**节选内容:**
日前,有研究显示,臭名昭著的Emotet恶意软件正在积极部署一个新模块,意欲窃取存储在Google Chrome浏览器中的信用卡信息。
根据网络安全公司Proofpoint近日来的观察,这个专门针对Google Chrome浏览器的信用卡窃取程序拥有将收集到的信息转移到不同远程命令和控制 (C2) 服务器上的能力。
2021年1月,在多国联合执法行动的努力下,恶意软件Emotet的基础设施被关闭。此后的10个月,Emotet的活动显著减少,曾一度销声匿迹。然而,在2021年底,Emotet又卷土重来了,并持续高度活跃状态。
Emotet是一种先进的、能够自我传播的模块化木马,通常是通过电子邮件活动或其他有效负载,如勒索软件进行传播。对于Emotet,外界普遍认为其背后是一个名为TA542(又名Mummy Spider或Gold Crestwood)的黑客组织。
直到2022年4月,Emotet依然是最广为流行的恶意软件,在全球范围内,对6%的组织机构产生了影响,紧随其后的是恶意软件Formbook 和 Agent Tesla。根据软件技术公司Check Point的研究,这些恶意软件都是通过OneDrive URL和lnk附件中的PowerShell测试新的交付方法,从而绕过微软的宏限制。

**问题与任务:**
1 > 据节选所述,外界普遍认为Emotet背后是哪个黑客组织?
2 > 判断以下说法是否与节选相符,逐项回答"是"或"否",并引用节选中起决定作用的原话。
(a) Emotet部署的新模块意在窃取Google Chrome浏览器中存储的信用卡信息。
(b) 基础设施被关闭后的10个月里,Emotet的活动明显增多。
(c) 截至2022年4月,Emotet在全球范围内影响了6%的组织机构。
3 > 请将节选中从"日前,有研究显示,臭名昭著的"起一直到"Chrome浏览器的信用卡窃取程序拥有将收集到的信息转移到不同远程命令和控制 (C2) 服务器上的能力。"为止的全部文字原样重新录入。

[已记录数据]
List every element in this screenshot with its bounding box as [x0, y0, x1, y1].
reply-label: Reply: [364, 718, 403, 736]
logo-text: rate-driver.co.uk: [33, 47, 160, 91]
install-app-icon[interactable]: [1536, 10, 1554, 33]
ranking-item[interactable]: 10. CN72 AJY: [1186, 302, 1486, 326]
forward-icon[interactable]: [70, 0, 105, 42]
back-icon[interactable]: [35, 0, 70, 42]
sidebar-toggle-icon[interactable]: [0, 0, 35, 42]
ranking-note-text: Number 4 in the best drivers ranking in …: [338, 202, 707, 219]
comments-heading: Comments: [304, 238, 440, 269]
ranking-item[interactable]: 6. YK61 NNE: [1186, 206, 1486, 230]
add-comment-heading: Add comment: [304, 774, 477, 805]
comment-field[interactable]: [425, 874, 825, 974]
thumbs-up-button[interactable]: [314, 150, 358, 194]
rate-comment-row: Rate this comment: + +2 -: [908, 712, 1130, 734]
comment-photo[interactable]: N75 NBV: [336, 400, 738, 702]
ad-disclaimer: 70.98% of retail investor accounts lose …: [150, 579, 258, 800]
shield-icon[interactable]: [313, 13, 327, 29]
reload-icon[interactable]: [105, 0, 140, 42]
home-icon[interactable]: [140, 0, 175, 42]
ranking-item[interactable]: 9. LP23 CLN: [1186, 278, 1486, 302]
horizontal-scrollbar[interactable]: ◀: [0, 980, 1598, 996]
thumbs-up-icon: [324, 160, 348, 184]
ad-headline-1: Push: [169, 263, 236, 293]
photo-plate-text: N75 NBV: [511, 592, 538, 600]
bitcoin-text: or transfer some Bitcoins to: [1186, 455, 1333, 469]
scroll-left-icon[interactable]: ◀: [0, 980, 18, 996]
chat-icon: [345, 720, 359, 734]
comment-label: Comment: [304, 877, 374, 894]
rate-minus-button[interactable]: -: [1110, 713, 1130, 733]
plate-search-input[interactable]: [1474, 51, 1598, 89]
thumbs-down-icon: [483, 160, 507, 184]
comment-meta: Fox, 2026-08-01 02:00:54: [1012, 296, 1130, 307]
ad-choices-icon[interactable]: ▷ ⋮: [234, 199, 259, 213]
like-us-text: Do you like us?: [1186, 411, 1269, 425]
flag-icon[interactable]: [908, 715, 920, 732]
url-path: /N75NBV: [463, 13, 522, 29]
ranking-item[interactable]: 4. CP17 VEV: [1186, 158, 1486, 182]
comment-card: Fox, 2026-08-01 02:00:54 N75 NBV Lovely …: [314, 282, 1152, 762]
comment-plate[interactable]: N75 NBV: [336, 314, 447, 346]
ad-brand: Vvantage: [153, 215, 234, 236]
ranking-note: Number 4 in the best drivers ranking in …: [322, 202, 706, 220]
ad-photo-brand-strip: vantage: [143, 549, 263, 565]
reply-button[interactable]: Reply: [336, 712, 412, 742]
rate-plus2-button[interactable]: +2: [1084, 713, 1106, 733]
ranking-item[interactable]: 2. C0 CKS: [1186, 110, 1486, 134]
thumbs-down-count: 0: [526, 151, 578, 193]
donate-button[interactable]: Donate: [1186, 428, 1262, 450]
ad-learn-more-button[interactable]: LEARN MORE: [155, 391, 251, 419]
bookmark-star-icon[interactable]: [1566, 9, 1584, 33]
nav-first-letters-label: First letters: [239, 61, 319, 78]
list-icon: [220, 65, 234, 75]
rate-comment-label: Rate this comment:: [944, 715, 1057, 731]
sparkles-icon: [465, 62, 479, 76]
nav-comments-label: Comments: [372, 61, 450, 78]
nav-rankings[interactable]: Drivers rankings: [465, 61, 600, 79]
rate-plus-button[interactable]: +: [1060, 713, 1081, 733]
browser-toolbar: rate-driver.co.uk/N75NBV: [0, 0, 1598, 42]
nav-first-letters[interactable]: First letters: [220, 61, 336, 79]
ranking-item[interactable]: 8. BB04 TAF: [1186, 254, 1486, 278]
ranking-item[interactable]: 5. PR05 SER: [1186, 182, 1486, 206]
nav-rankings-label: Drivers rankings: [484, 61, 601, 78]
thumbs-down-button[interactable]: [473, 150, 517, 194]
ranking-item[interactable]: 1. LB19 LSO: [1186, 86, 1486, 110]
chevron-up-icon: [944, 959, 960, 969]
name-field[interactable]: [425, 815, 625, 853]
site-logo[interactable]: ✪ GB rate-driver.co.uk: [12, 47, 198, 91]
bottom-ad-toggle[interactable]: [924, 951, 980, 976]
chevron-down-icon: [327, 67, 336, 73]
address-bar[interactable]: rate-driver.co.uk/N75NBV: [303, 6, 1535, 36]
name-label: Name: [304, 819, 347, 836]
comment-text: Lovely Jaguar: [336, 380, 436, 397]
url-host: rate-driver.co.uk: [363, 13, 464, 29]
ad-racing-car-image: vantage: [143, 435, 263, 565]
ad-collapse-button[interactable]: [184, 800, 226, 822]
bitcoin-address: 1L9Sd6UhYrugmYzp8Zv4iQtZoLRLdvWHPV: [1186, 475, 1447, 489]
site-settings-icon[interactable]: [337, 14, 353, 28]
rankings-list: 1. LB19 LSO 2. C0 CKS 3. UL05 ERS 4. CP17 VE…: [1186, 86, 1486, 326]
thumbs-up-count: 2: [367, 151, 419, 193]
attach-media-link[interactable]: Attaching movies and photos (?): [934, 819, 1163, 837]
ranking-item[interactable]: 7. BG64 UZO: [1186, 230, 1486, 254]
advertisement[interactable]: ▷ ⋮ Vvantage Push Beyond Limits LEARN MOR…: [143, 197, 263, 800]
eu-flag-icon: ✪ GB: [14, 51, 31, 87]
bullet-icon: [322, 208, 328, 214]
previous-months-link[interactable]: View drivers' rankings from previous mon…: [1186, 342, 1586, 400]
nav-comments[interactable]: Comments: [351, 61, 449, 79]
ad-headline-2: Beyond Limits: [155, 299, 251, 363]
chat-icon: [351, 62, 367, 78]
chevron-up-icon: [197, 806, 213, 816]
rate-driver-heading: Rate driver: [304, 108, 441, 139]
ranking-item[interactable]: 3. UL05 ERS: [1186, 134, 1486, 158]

**任务结果:**
1 > 一个名为TA542(又名Mummy Spider或Gold Crestwood)的黑客组织。

2 >
(a) 是。"意欲窃取存储在Google Chrome浏览器中的信用卡信息"
(b) 否。"此后的10个月,Emotet的活动显著减少"
(c) 是。"在全球范围内,对6%的组织机构产生了影响"

3 >
日前,有研究显示,臭名昭著的Emotet恶意软件正在积极部署一个新模块,意欲窃取存储在Google Chrome浏览器中的信用卡信息。
根据网络安全公司Proofpoint近日来的观察,这个专门针对Google Chrome浏览器的信用卡窃取程序拥有将收集到的信息转移到不同远程命令和控制 (C2) 服务器上的能力。